━━━━━ Data shown

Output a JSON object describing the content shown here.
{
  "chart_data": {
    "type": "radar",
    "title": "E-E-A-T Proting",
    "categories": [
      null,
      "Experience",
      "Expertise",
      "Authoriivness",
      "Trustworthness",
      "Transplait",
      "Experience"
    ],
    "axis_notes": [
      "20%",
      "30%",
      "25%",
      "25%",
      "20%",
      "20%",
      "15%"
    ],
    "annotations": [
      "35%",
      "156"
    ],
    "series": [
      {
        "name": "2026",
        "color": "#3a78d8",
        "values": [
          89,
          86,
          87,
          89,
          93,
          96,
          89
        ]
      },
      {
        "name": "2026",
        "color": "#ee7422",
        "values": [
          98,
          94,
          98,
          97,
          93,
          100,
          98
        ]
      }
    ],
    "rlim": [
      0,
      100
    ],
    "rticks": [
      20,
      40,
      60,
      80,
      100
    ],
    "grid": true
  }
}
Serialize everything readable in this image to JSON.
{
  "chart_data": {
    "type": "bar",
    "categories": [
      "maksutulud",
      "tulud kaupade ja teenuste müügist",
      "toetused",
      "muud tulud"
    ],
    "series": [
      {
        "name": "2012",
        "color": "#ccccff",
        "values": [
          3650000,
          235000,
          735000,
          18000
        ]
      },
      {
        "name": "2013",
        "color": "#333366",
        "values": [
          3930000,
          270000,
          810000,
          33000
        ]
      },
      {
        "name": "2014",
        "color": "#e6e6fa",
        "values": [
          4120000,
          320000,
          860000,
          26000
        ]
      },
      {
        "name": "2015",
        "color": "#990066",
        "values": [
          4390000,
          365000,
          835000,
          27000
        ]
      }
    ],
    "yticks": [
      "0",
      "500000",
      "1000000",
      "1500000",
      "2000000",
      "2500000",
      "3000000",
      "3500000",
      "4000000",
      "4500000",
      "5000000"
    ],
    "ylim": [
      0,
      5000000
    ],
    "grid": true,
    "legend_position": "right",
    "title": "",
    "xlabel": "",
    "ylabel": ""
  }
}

━━━━━━━━━━

### [Job]
Copy out the lines in which the string "name" appears.

### [Final answer]
        "name": "2026",
        "name": "2026",
        "name": "2012",
        "name": "2013",
        "name": "2014",
        "name": "2015",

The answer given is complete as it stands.